== Data for this exercise ==
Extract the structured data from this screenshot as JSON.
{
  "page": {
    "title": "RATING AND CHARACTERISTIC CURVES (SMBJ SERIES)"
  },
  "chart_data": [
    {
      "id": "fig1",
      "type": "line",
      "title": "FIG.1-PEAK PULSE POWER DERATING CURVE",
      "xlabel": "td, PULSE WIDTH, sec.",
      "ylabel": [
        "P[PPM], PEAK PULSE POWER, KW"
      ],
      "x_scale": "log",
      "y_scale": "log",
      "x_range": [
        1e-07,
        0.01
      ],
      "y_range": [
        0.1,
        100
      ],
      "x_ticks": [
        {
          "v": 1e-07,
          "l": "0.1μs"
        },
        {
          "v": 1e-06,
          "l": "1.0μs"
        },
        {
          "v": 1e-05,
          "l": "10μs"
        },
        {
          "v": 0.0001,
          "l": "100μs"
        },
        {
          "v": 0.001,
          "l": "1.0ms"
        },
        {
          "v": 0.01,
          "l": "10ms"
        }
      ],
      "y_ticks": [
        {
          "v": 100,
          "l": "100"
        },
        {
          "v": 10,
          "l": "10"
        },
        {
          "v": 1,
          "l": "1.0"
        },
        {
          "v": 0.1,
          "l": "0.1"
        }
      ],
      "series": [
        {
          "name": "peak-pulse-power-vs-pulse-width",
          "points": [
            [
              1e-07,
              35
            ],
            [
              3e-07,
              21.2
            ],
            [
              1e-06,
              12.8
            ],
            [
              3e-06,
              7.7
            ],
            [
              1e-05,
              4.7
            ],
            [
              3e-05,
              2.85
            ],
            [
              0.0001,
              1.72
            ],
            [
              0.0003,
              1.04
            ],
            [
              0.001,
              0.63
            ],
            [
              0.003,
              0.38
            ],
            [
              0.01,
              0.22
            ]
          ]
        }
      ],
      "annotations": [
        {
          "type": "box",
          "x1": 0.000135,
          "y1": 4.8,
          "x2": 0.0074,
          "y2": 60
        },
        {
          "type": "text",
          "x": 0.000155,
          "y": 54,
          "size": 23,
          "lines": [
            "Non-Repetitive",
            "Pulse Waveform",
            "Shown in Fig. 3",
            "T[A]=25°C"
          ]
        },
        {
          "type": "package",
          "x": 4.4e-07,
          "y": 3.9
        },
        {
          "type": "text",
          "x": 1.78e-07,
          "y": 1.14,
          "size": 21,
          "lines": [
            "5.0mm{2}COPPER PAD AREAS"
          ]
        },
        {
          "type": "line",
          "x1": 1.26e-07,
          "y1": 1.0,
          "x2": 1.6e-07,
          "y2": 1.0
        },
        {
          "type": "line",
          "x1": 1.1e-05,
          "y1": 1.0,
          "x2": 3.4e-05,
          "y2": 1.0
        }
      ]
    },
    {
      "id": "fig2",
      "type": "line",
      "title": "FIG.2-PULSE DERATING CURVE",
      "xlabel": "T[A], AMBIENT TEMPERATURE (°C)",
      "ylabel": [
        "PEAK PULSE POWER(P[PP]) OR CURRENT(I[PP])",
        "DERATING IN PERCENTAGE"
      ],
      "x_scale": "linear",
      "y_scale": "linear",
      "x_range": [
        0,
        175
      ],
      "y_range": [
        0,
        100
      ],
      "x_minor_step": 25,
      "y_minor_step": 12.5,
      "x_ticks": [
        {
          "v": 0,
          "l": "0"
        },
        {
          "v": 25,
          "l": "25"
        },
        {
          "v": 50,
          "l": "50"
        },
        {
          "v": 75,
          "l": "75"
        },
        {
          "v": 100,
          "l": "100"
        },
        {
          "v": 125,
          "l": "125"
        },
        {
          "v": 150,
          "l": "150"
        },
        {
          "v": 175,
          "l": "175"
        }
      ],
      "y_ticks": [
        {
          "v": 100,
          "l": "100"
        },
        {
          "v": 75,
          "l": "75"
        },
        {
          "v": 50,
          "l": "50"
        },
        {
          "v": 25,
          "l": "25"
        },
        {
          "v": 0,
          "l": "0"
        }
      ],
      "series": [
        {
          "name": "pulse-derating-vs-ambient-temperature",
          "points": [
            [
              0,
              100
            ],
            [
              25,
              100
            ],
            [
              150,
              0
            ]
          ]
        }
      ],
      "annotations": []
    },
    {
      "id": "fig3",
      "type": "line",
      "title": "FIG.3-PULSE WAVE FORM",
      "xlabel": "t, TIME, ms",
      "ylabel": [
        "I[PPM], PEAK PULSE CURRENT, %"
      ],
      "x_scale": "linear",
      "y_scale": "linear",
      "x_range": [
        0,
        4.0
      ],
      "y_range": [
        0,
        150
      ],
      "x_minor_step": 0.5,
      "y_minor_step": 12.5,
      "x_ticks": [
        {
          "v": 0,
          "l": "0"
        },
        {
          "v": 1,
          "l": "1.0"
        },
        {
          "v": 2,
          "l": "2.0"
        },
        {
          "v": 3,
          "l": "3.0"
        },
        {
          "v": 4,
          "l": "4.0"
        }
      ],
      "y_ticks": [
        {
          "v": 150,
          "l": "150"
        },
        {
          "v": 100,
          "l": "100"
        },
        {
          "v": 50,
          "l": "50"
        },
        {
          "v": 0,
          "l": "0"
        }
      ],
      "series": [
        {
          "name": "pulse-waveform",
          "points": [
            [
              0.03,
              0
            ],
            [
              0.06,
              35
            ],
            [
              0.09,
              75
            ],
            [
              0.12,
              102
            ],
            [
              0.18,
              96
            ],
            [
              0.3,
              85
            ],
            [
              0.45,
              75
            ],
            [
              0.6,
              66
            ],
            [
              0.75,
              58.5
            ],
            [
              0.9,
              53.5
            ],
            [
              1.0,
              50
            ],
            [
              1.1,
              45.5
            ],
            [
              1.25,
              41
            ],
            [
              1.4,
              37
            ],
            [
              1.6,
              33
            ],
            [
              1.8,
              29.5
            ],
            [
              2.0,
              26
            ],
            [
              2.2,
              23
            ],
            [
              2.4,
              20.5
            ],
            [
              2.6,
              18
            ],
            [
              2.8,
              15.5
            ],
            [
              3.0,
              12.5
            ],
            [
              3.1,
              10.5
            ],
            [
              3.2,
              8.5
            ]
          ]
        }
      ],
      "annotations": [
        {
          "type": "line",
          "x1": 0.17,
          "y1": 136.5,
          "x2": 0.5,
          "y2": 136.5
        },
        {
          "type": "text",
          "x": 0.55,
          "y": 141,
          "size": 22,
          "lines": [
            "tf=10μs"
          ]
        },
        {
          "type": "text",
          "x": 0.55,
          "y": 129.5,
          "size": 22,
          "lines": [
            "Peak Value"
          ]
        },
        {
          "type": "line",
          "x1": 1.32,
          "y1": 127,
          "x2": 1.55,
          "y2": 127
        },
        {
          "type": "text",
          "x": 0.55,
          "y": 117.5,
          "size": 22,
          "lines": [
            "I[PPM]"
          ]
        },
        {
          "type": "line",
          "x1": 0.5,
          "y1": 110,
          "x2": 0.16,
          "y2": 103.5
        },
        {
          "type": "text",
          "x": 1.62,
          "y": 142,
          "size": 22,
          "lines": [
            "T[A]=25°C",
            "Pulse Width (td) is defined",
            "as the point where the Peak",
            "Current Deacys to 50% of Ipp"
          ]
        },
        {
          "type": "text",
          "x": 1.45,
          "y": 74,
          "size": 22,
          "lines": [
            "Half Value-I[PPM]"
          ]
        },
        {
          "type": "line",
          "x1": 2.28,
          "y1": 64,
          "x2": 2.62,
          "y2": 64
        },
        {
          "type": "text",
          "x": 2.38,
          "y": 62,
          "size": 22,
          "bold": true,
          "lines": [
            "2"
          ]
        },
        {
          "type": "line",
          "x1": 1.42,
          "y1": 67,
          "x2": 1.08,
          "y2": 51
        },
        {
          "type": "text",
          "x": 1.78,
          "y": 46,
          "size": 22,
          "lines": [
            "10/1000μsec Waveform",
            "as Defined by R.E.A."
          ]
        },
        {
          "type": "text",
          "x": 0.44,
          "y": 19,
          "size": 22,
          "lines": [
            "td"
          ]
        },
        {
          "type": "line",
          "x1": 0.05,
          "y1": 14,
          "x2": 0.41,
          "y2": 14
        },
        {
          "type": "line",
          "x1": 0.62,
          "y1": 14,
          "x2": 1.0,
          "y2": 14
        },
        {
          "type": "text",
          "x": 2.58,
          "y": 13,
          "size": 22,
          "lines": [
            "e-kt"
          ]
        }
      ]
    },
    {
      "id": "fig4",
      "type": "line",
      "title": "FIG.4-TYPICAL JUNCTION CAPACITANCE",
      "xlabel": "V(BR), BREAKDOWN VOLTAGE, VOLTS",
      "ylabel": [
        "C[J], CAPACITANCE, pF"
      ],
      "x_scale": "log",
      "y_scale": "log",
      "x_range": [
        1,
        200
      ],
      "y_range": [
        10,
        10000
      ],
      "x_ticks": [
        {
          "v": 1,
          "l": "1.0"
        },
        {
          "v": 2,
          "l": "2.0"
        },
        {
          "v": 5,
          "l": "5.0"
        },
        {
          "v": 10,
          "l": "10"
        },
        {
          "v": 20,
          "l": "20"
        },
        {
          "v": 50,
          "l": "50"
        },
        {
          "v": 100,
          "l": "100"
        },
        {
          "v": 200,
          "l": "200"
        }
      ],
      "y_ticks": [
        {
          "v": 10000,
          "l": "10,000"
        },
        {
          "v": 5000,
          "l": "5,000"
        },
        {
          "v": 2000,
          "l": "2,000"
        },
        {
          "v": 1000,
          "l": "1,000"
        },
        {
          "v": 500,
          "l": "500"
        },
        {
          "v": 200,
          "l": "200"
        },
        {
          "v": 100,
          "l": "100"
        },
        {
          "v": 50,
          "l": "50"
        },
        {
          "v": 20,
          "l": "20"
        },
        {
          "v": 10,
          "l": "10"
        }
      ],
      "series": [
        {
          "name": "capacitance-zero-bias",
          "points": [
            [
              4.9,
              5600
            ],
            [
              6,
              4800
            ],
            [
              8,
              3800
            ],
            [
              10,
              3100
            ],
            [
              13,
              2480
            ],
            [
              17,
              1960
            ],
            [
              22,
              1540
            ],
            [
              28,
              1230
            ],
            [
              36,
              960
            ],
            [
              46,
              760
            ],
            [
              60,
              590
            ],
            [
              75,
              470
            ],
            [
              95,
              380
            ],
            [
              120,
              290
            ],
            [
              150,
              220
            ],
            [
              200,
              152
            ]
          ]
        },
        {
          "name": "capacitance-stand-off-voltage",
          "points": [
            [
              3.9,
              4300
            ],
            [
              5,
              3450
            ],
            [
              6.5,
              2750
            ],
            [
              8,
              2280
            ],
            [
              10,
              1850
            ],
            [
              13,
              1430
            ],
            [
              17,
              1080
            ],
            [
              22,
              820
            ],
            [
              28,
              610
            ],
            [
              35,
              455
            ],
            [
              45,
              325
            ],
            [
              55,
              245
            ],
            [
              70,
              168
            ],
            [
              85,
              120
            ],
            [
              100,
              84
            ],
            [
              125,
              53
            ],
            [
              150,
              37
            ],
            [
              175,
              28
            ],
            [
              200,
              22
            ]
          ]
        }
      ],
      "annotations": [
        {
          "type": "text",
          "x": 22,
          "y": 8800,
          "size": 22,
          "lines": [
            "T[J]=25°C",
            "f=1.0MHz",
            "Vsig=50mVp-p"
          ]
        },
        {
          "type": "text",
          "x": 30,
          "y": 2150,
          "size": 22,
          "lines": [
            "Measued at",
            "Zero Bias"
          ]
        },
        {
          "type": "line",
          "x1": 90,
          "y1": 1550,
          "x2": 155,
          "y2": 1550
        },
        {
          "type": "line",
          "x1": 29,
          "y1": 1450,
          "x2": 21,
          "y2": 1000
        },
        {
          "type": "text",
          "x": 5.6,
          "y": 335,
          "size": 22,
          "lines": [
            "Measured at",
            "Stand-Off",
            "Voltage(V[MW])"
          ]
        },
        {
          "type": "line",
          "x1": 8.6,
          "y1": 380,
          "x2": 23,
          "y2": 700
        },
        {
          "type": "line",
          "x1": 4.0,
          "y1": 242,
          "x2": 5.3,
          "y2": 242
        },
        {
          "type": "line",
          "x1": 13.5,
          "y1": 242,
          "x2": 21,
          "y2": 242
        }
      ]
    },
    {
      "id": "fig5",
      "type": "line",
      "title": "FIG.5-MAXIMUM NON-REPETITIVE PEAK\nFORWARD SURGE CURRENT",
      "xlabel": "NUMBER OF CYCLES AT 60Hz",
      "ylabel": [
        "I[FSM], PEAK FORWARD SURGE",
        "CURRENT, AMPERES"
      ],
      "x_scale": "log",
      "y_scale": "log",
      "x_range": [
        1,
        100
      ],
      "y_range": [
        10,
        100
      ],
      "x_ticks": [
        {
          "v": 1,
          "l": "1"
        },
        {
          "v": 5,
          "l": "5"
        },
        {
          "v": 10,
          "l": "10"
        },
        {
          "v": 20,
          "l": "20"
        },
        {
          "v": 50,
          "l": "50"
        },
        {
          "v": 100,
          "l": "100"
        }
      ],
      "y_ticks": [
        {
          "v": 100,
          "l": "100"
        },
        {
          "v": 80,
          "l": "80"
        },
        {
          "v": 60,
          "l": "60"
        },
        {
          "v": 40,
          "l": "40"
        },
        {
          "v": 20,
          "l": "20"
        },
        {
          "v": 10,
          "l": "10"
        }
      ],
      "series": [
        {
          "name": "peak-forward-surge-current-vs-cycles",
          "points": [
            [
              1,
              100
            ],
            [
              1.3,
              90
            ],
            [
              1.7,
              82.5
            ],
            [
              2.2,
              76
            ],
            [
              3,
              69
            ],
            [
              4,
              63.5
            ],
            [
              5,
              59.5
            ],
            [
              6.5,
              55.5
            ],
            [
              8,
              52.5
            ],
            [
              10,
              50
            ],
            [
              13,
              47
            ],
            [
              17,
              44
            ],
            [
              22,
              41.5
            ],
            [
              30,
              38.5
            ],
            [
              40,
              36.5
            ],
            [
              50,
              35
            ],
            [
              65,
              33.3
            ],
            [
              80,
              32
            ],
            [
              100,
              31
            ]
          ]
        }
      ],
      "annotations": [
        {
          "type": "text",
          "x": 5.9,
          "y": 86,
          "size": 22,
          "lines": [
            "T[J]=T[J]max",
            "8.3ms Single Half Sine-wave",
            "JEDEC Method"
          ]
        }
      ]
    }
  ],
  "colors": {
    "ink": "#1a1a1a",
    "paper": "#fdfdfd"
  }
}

== Stated exercise ==
From the listing above, return each line with the word "name".

== Reply ==
          "name": "peak-pulse-power-vs-pulse-width",
          "name": "pulse-derating-vs-ambient-temperature",
          "name": "pulse-waveform",
          "name": "capacitance-zero-bias",
          "name": "capacitance-stand-off-voltage",
          "name": "peak-forward-surge-current-vs-cycles",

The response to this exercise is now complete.